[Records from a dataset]
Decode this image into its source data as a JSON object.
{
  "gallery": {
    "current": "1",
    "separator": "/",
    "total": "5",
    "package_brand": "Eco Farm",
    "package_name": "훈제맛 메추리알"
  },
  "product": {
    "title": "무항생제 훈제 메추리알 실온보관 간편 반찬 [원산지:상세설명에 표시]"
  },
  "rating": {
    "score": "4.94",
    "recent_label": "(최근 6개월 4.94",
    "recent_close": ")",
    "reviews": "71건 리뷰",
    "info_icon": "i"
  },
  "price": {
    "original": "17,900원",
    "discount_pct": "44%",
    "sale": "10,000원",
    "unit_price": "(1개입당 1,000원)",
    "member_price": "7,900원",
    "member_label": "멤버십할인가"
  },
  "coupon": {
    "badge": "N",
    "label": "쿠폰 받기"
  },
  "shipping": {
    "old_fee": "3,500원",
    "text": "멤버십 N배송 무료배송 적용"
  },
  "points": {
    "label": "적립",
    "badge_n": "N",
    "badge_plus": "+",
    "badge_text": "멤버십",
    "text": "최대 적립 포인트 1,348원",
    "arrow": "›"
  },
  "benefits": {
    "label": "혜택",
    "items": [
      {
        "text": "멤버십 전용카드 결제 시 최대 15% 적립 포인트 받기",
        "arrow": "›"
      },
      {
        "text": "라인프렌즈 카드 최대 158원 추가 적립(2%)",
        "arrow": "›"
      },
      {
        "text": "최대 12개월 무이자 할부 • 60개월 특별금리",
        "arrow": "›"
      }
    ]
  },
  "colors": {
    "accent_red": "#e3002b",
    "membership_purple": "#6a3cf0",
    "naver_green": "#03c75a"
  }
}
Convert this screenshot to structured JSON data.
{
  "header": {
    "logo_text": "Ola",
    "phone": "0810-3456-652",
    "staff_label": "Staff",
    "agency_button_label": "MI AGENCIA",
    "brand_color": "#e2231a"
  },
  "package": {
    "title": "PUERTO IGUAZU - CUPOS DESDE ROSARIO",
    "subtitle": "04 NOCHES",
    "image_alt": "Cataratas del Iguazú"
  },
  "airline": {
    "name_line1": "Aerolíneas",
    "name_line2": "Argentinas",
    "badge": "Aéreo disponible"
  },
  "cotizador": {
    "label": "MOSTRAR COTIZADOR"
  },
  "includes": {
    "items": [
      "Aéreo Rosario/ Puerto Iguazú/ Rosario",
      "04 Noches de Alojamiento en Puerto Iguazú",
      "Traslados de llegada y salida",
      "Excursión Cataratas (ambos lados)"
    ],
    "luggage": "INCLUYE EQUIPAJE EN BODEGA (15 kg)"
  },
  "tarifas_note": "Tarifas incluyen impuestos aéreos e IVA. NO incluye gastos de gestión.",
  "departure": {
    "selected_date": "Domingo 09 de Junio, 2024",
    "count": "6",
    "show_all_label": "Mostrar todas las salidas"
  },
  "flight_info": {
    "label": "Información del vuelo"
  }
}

__GOAL__.
Return the material exactly as it stands.

__SOLUTION TO THE PROBLEM__.
Decode this image into its source data as a JSON object.
{
  "gallery": {
    "current": "1",
    "separator": "/",
    "total": "5",
    "package_brand": "Eco Farm",
    "package_name": "훈제맛 메추리알"
  },
  "product": {
    "title": "무항생제 훈제 메추리알 실온보관 간편 반찬 [원산지:상세설명에 표시]"
  },
  "rating": {
    "score": "4.94",
    "recent_label": "(최근 6개월 4.94",
    "recent_close": ")",
    "reviews": "71건 리뷰",
    "info_icon": "i"
  },
  "price": {
    "original": "17,900원",
    "discount_pct": "44%",
    "sale": "10,000원",
    "unit_price": "(1개입당 1,000원)",
    "member_price": "7,900원",
    "member_label": "멤버십할인가"
  },
  "coupon": {
    "badge": "N",
    "label": "쿠폰 받기"
  },
  "shipping": {
    "old_fee": "3,500원",
    "text": "멤버십 N배송 무료배송 적용"
  },
  "points": {
    "label": "적립",
    "badge_n": "N",
    "badge_plus": "+",
    "badge_text": "멤버십",
    "text": "최대 적립 포인트 1,348원",
    "arrow": "›"
  },
  "benefits": {
    "label": "혜택",
    "items": [
      {
        "text": "멤버십 전용카드 결제 시 최대 15% 적립 포인트 받기",
        "arrow": "›"
      },
      {
        "text": "라인프렌즈 카드 최대 158원 추가 적립(2%)",
        "arrow": "›"
      },
      {
        "text": "최대 12개월 무이자 할부 • 60개월 특별금리",
        "arrow": "›"
      }
    ]
  },
  "colors": {
    "accent_red": "#e3002b",
    "membership_purple": "#6a3cf0",
    "naver_green": "#03c75a"
  }
}
Convert this screenshot to structured JSON data.
{
  "header": {
    "logo_text": "Ola",
    "phone": "0810-3456-652",
    "staff_label": "Staff",
    "agency_button_label": "MI AGENCIA",
    "brand_color": "#e2231a"
  },
  "package": {
    "title": "PUERTO IGUAZU - CUPOS DESDE ROSARIO",
    "subtitle": "04 NOCHES",
    "image_alt": "Cataratas del Iguazú"
  },
  "airline": {
    "name_line1": "Aerolíneas",
    "name_line2": "Argentinas",
    "badge": "Aéreo disponible"
  },
  "cotizador": {
    "label": "MOSTRAR COTIZADOR"
  },
  "includes": {
    "items": [
      "Aéreo Rosario/ Puerto Iguazú/ Rosario",
      "04 Noches de Alojamiento en Puerto Iguazú",
      "Traslados de llegada y salida",
      "Excursión Cataratas (ambos lados)"
    ],
    "luggage": "INCLUYE EQUIPAJE EN BODEGA (15 kg)"
  },
  "tarifas_note": "Tarifas incluyen impuestos aéreos e IVA. NO incluye gastos de gestión.",
  "departure": {
    "selected_date": "Domingo 09 de Junio, 2024",
    "count": "6",
    "show_all_label": "Mostrar todas las salidas"
  },
  "flight_info": {
    "label": "Información del vuelo"
  }
}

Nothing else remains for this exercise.